BEGIN Data extract

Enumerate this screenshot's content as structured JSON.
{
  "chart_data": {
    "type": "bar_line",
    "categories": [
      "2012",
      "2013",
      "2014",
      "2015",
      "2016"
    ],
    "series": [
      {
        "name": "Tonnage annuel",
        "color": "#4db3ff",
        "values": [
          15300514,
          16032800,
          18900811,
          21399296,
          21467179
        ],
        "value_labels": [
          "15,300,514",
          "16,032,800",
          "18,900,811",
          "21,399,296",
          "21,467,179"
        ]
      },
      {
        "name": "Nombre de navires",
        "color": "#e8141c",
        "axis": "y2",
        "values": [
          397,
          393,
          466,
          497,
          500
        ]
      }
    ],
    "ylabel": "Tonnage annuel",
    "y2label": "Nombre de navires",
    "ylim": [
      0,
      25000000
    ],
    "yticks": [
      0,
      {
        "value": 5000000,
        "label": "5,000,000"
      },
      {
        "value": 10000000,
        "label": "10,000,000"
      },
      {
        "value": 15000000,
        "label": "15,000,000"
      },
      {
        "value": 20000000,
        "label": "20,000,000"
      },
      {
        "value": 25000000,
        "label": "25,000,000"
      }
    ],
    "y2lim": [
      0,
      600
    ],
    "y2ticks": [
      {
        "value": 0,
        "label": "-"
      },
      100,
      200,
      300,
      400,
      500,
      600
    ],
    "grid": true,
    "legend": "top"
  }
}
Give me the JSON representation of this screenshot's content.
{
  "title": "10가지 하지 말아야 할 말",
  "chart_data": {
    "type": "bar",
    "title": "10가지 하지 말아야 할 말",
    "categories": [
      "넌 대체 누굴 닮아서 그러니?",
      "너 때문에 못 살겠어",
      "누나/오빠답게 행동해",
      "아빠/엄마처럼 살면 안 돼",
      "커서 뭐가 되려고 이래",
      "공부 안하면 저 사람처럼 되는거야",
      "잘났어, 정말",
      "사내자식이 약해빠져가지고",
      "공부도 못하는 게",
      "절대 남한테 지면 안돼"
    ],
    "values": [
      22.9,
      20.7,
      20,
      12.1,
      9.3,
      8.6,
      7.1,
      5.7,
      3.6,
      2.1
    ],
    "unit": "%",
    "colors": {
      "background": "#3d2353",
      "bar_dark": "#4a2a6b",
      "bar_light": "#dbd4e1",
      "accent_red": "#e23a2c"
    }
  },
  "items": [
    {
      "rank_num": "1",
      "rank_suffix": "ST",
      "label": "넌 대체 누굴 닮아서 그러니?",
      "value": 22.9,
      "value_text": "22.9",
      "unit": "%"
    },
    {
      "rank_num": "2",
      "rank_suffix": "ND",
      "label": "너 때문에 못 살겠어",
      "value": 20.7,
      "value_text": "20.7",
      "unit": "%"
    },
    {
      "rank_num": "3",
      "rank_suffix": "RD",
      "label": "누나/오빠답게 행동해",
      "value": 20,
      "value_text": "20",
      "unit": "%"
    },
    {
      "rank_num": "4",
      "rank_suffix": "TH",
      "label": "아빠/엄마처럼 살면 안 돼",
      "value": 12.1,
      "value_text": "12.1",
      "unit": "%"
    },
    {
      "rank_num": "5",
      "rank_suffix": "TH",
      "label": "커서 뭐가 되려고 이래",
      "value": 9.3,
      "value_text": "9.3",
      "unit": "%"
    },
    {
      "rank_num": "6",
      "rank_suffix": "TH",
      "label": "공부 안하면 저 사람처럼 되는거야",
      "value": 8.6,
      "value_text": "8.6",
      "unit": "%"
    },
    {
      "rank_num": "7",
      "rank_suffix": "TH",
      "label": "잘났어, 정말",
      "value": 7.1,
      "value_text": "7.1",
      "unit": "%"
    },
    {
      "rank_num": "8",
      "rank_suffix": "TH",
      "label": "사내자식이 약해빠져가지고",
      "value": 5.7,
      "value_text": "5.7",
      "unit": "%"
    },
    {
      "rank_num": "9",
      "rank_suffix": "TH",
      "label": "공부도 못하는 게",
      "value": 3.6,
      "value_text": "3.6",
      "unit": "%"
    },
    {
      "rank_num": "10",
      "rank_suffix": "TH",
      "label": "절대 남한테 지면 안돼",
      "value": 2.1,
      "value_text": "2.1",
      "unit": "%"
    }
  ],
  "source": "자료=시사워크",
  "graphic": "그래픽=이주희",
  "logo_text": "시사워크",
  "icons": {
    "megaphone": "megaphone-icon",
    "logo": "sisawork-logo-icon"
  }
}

END Data extract

Problem to solve
Tally the lines in this data that hold the word "title" and state only the count.

Task result
2